What you are asked to do: Look for "Output a JSON" in the records below, then copy that line and every line after it, exactly and with nothing added.

======== Items ========

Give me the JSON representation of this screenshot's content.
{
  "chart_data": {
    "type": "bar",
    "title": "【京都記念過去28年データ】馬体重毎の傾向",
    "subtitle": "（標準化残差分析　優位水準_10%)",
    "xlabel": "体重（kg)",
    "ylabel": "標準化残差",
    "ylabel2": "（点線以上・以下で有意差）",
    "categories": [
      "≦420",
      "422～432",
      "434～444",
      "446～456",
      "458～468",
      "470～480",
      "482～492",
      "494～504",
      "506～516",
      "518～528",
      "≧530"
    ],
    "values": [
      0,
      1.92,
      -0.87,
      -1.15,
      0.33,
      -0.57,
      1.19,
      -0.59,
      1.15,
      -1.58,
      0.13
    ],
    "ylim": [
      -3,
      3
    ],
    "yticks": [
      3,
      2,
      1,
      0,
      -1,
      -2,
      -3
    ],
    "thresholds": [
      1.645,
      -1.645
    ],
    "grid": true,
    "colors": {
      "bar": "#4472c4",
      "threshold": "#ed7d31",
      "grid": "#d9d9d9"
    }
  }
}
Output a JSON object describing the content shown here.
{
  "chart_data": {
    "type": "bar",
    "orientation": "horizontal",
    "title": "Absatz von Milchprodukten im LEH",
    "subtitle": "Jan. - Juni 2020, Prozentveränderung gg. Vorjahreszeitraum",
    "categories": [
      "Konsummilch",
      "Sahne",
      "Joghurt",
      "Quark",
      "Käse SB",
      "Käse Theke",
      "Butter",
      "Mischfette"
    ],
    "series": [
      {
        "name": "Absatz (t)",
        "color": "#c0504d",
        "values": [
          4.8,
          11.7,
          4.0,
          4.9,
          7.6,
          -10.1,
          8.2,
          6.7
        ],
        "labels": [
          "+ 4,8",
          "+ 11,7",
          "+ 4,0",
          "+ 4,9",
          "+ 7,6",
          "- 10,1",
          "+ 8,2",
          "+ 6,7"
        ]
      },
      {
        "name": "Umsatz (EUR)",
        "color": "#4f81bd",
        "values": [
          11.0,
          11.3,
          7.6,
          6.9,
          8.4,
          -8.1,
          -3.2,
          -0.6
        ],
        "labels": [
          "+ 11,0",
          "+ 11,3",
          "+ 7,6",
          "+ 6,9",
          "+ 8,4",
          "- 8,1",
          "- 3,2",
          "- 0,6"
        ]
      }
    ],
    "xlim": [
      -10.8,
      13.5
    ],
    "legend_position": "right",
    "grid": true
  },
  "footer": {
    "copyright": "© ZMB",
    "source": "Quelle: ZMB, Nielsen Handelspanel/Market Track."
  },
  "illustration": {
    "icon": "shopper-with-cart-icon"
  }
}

========

Correct result:
Output a JSON object describing the content shown here.
{
  "chart_data": {
    "type": "bar",
    "orientation": "horizontal",
    "title": "Absatz von Milchprodukten im LEH",
    "subtitle": "Jan. - Juni 2020, Prozentveränderung gg. Vorjahreszeitraum",
    "categories": [
      "Konsummilch",
      "Sahne",
      "Joghurt",
      "Quark",
      "Käse SB",
      "Käse Theke",
      "Butter",
      "Mischfette"
    ],
    "series": [
      {
        "name": "Absatz (t)",
        "color": "#c0504d",
        "values": [
          4.8,
          11.7,
          4.0,
          4.9,
          7.6,
          -10.1,
          8.2,
          6.7
        ],
        "labels": [
          "+ 4,8",
          "+ 11,7",
          "+ 4,0",
          "+ 4,9",
          "+ 7,6",
          "- 10,1",
          "+ 8,2",
          "+ 6,7"
        ]
      },
      {
        "name": "Umsatz (EUR)",
        "color": "#4f81bd",
        "values": [
          11.0,
          11.3,
          7.6,
          6.9,
          8.4,
          -8.1,
          -3.2,
          -0.6
        ],
        "labels": [
          "+ 11,0",
          "+ 11,3",
          "+ 7,6",
          "+ 6,9",
          "+ 8,4",
          "- 8,1",
          "- 3,2",
          "- 0,6"
        ]
      }
    ],
    "xlim": [
      -10.8,
      13.5
    ],
    "legend_position": "right",
    "grid": true
  },
  "footer": {
    "copyright": "© ZMB",
    "source": "Quelle: ZMB, Nielsen Handelspanel/Market Track."
  },
  "illustration": {
    "icon": "shopper-with-cart-icon"
  }
}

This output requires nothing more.